_WORK TO BE COMPLETED_.
Transcribe all of the material exactly. Any picture in it should be left out.

_DATA_.
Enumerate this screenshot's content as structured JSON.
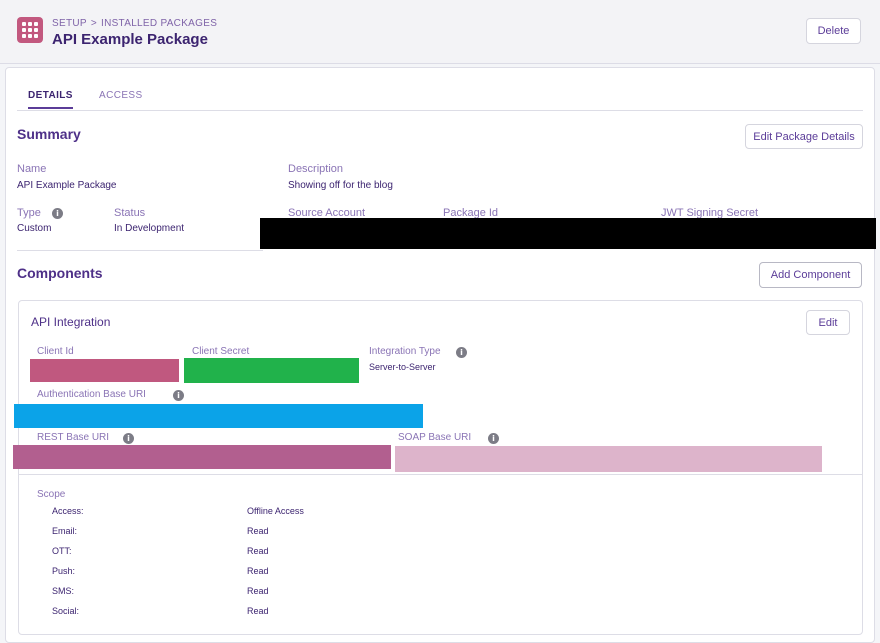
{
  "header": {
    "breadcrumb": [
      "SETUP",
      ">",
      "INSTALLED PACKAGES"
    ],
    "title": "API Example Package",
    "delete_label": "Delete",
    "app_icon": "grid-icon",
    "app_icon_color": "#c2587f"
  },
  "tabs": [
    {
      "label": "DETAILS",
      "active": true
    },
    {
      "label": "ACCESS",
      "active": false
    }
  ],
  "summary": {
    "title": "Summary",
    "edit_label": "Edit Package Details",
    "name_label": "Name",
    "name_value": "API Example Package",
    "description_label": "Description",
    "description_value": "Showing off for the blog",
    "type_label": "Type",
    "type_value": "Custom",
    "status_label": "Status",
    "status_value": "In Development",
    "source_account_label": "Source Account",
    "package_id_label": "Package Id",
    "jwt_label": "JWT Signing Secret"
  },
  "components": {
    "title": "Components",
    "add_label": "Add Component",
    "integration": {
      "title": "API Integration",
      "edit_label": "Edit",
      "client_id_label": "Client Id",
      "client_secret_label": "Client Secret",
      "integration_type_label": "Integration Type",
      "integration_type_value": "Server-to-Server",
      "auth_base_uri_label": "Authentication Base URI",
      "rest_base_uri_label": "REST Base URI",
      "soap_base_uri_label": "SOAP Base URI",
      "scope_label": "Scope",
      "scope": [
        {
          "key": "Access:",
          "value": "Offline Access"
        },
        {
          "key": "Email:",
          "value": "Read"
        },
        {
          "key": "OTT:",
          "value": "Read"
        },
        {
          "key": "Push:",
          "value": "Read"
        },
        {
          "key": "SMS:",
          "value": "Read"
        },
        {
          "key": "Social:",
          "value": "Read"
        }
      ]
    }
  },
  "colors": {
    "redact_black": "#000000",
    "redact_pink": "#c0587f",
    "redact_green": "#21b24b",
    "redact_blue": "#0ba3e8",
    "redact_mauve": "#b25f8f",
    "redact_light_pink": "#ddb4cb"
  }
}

_SOLUTION BELOW_.
Enumerate this screenshot's content as structured JSON.
{
  "header": {
    "breadcrumb": [
      "SETUP",
      ">",
      "INSTALLED PACKAGES"
    ],
    "title": "API Example Package",
    "delete_label": "Delete",
    "app_icon": "grid-icon",
    "app_icon_color": "#c2587f"
  },
  "tabs": [
    {
      "label": "DETAILS",
      "active": true
    },
    {
      "label": "ACCESS",
      "active": false
    }
  ],
  "summary": {
    "title": "Summary",
    "edit_label": "Edit Package Details",
    "name_label": "Name",
    "name_value": "API Example Package",
    "description_label": "Description",
    "description_value": "Showing off for the blog",
    "type_label": "Type",
    "type_value": "Custom",
    "status_label": "Status",
    "status_value": "In Development",
    "source_account_label": "Source Account",
    "package_id_label": "Package Id",
    "jwt_label": "JWT Signing Secret"
  },
  "components": {
    "title": "Components",
    "add_label": "Add Component",
    "integration": {
      "title": "API Integration",
      "edit_label": "Edit",
      "client_id_label": "Client Id",
      "client_secret_label": "Client Secret",
      "integration_type_label": "Integration Type",
      "integration_type_value": "Server-to-Server",
      "auth_base_uri_label": "Authentication Base URI",
      "rest_base_uri_label": "REST Base URI",
      "soap_base_uri_label": "SOAP Base URI",
      "scope_label": "Scope",
      "scope": [
        {
          "key": "Access:",
          "value": "Offline Access"
        },
        {
          "key": "Email:",
          "value": "Read"
        },
        {
          "key": "OTT:",
          "value": "Read"
        },
        {
          "key": "Push:",
          "value": "Read"
        },
        {
          "key": "SMS:",
          "value": "Read"
        },
        {
          "key": "Social:",
          "value": "Read"
        }
      ]
    }
  },
  "colors": {
    "redact_black": "#000000",
    "redact_pink": "#c0587f",
    "redact_green": "#21b24b",
    "redact_blue": "#0ba3e8",
    "redact_mauve": "#b25f8f",
    "redact_light_pink": "#ddb4cb"
  }
}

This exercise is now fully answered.